Set task » Leave out any pictures and transcribe all other data below exactly.

━━━ Material for this exercise ━━━

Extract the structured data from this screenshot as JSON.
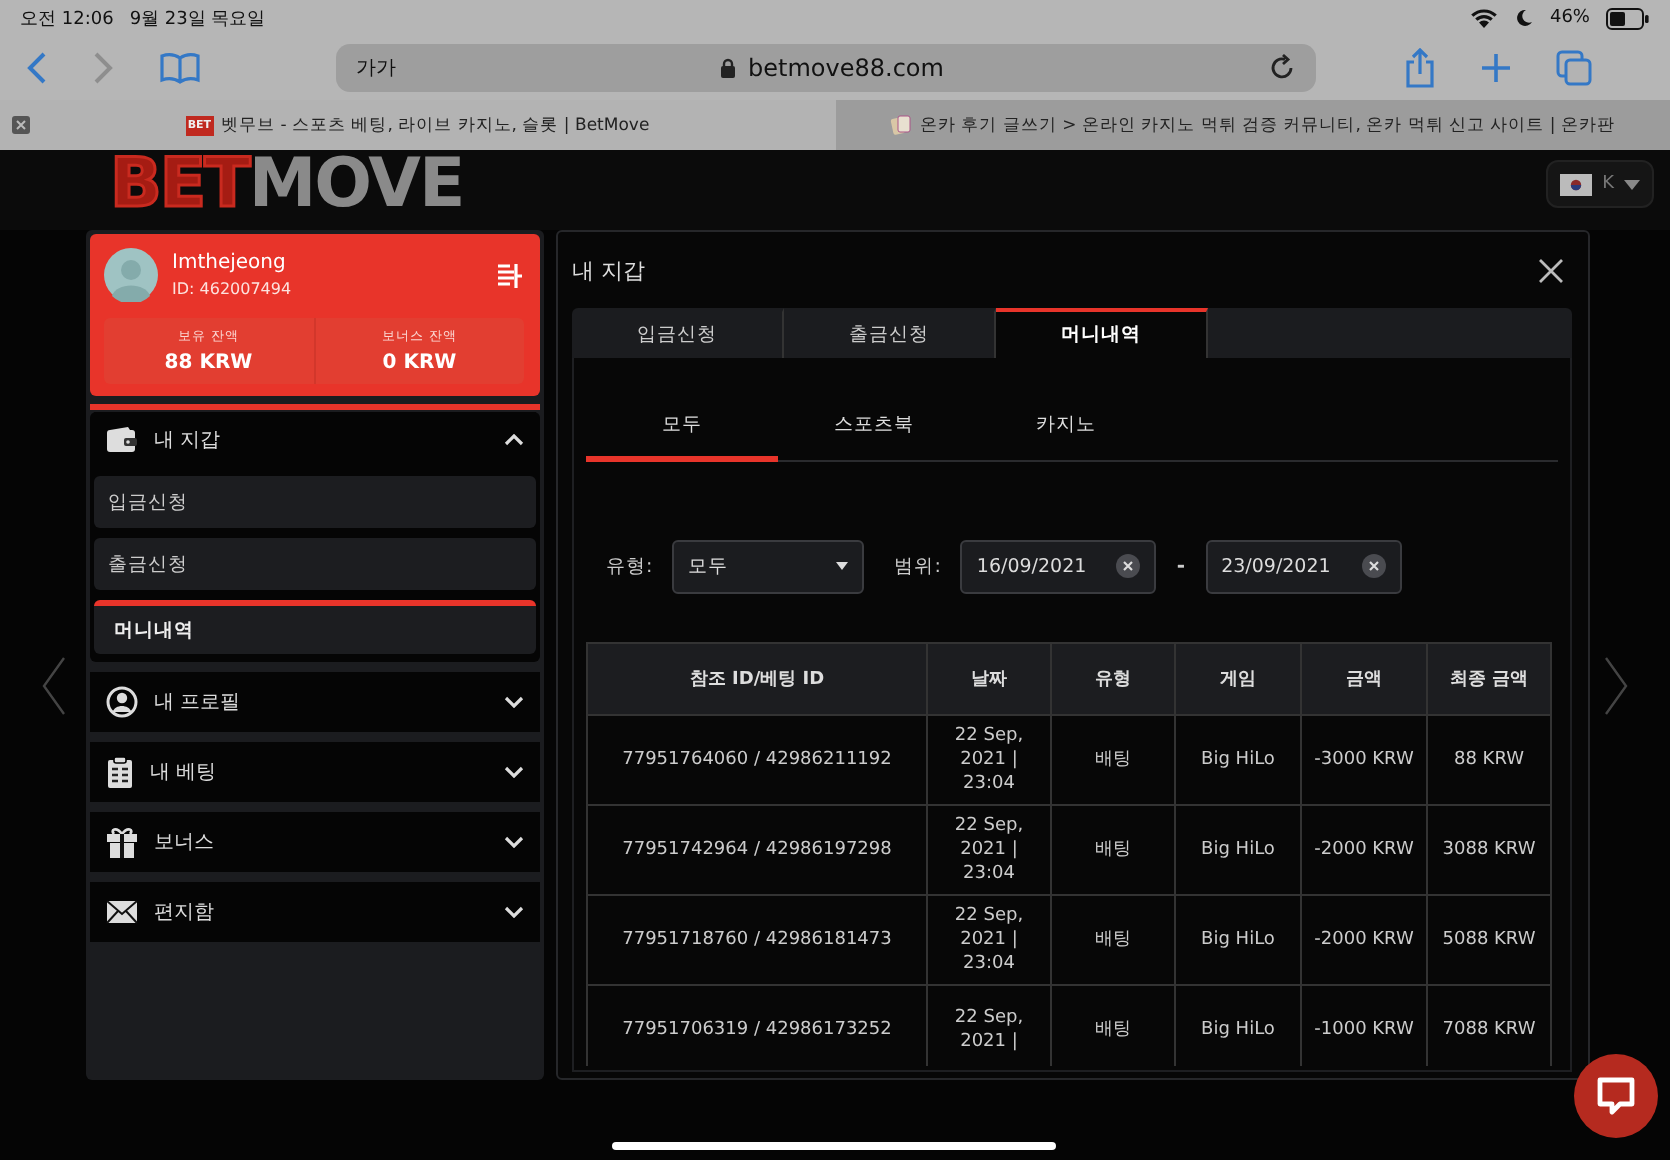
{
  "status_bar": {
    "time": "오전 12:06",
    "date": "9월 23일 목요일",
    "battery": "46%"
  },
  "browser": {
    "text_size": "가가",
    "url": "betmove88.com",
    "tabs": [
      {
        "title": "벳무브 - 스포츠 베팅, 라이브 카지노, 슬롯 | BetMove",
        "favicon": "BET",
        "selected": true
      },
      {
        "title": "온카 후기 글쓰기 > 온라인 카지노 먹튀 검증 커뮤니티, 온카 먹튀 신고 사이트 | 온카판",
        "selected": false
      }
    ]
  },
  "site": {
    "logo_left": "BET",
    "logo_right": "MOVE",
    "language": "K"
  },
  "user": {
    "name": "Imthejeong",
    "id": "ID: 462007494",
    "balances": [
      {
        "label": "보유 잔액",
        "value": "88 KRW"
      },
      {
        "label": "보너스 잔액",
        "value": "0 KRW"
      }
    ]
  },
  "menu": [
    {
      "label": "내 지갑",
      "kind": "wallet",
      "expanded": true,
      "children": [
        {
          "label": "입금신청",
          "selected": false
        },
        {
          "label": "출금신청",
          "selected": false
        },
        {
          "label": "머니내역",
          "selected": true
        }
      ]
    },
    {
      "label": "내 프로필",
      "kind": "profile",
      "expanded": false
    },
    {
      "label": "내 베팅",
      "kind": "betting",
      "expanded": false
    },
    {
      "label": "보너스",
      "kind": "bonus",
      "expanded": false
    },
    {
      "label": "편지함",
      "kind": "inbox",
      "expanded": false
    }
  ],
  "modal": {
    "title": "내 지갑",
    "tabs": [
      {
        "label": "입금신청",
        "selected": false
      },
      {
        "label": "출금신청",
        "selected": false
      },
      {
        "label": "머니내역",
        "selected": true
      }
    ],
    "subtabs": [
      {
        "label": "모두",
        "selected": true
      },
      {
        "label": "스포츠북",
        "selected": false
      },
      {
        "label": "카지노",
        "selected": false
      }
    ],
    "filters": {
      "type_label": "유형:",
      "type_value": "모두",
      "range_label": "범위:",
      "from": "16/09/2021",
      "separator": "-",
      "to": "23/09/2021"
    },
    "table": {
      "columns": [
        "참조 ID/베팅 ID",
        "날짜",
        "유형",
        "게임",
        "금액",
        "최종 금액"
      ],
      "rows": [
        [
          "77951764060 / 42986211192",
          "22 Sep, 2021 | 23:04",
          "배팅",
          "Big HiLo",
          "-3000 KRW",
          "88 KRW"
        ],
        [
          "77951742964 / 42986197298",
          "22 Sep, 2021 | 23:04",
          "배팅",
          "Big HiLo",
          "-2000 KRW",
          "3088 KRW"
        ],
        [
          "77951718760 / 42986181473",
          "22 Sep, 2021 | 23:04",
          "배팅",
          "Big HiLo",
          "-2000 KRW",
          "5088 KRW"
        ],
        [
          "77951706319 / 42986173252",
          "22 Sep, 2021 |",
          "배팅",
          "Big HiLo",
          "-1000 KRW",
          "7088 KRW"
        ]
      ]
    }
  }
}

━━━

Answer to the task »
Extract the structured data from this screenshot as JSON.
{
  "status_bar": {
    "time": "오전 12:06",
    "date": "9월 23일 목요일",
    "battery": "46%"
  },
  "browser": {
    "text_size": "가가",
    "url": "betmove88.com",
    "tabs": [
      {
        "title": "벳무브 - 스포츠 베팅, 라이브 카지노, 슬롯 | BetMove",
        "favicon": "BET",
        "selected": true
      },
      {
        "title": "온카 후기 글쓰기 > 온라인 카지노 먹튀 검증 커뮤니티, 온카 먹튀 신고 사이트 | 온카판",
        "selected": false
      }
    ]
  },
  "site": {
    "logo_left": "BET",
    "logo_right": "MOVE",
    "language": "K"
  },
  "user": {
    "name": "Imthejeong",
    "id": "ID: 462007494",
    "balances": [
      {
        "label": "보유 잔액",
        "value": "88 KRW"
      },
      {
        "label": "보너스 잔액",
        "value": "0 KRW"
      }
    ]
  },
  "menu": [
    {
      "label": "내 지갑",
      "kind": "wallet",
      "expanded": true,
      "children": [
        {
          "label": "입금신청",
          "selected": false
        },
        {
          "label": "출금신청",
          "selected": false
        },
        {
          "label": "머니내역",
          "selected": true
        }
      ]
    },
    {
      "label": "내 프로필",
      "kind": "profile",
      "expanded": false
    },
    {
      "label": "내 베팅",
      "kind": "betting",
      "expanded": false
    },
    {
      "label": "보너스",
      "kind": "bonus",
      "expanded": false
    },
    {
      "label": "편지함",
      "kind": "inbox",
      "expanded": false
    }
  ],
  "modal": {
    "title": "내 지갑",
    "tabs": [
      {
        "label": "입금신청",
        "selected": false
      },
      {
        "label": "출금신청",
        "selected": false
      },
      {
        "label": "머니내역",
        "selected": true
      }
    ],
    "subtabs": [
      {
        "label": "모두",
        "selected": true
      },
      {
        "label": "스포츠북",
        "selected": false
      },
      {
        "label": "카지노",
        "selected": false
      }
    ],
    "filters": {
      "type_label": "유형:",
      "type_value": "모두",
      "range_label": "범위:",
      "from": "16/09/2021",
      "separator": "-",
      "to": "23/09/2021"
    },
    "table": {
      "columns": [
        "참조 ID/베팅 ID",
        "날짜",
        "유형",
        "게임",
        "금액",
        "최종 금액"
      ],
      "rows": [
        [
          "77951764060 / 42986211192",
          "22 Sep, 2021 | 23:04",
          "배팅",
          "Big HiLo",
          "-3000 KRW",
          "88 KRW"
        ],
        [
          "77951742964 / 42986197298",
          "22 Sep, 2021 | 23:04",
          "배팅",
          "Big HiLo",
          "-2000 KRW",
          "3088 KRW"
        ],
        [
          "77951718760 / 42986181473",
          "22 Sep, 2021 | 23:04",
          "배팅",
          "Big HiLo",
          "-2000 KRW",
          "5088 KRW"
        ],
        [
          "77951706319 / 42986173252",
          "22 Sep, 2021 |",
          "배팅",
          "Big HiLo",
          "-1000 KRW",
          "7088 KRW"
        ]
      ]
    }
  }
}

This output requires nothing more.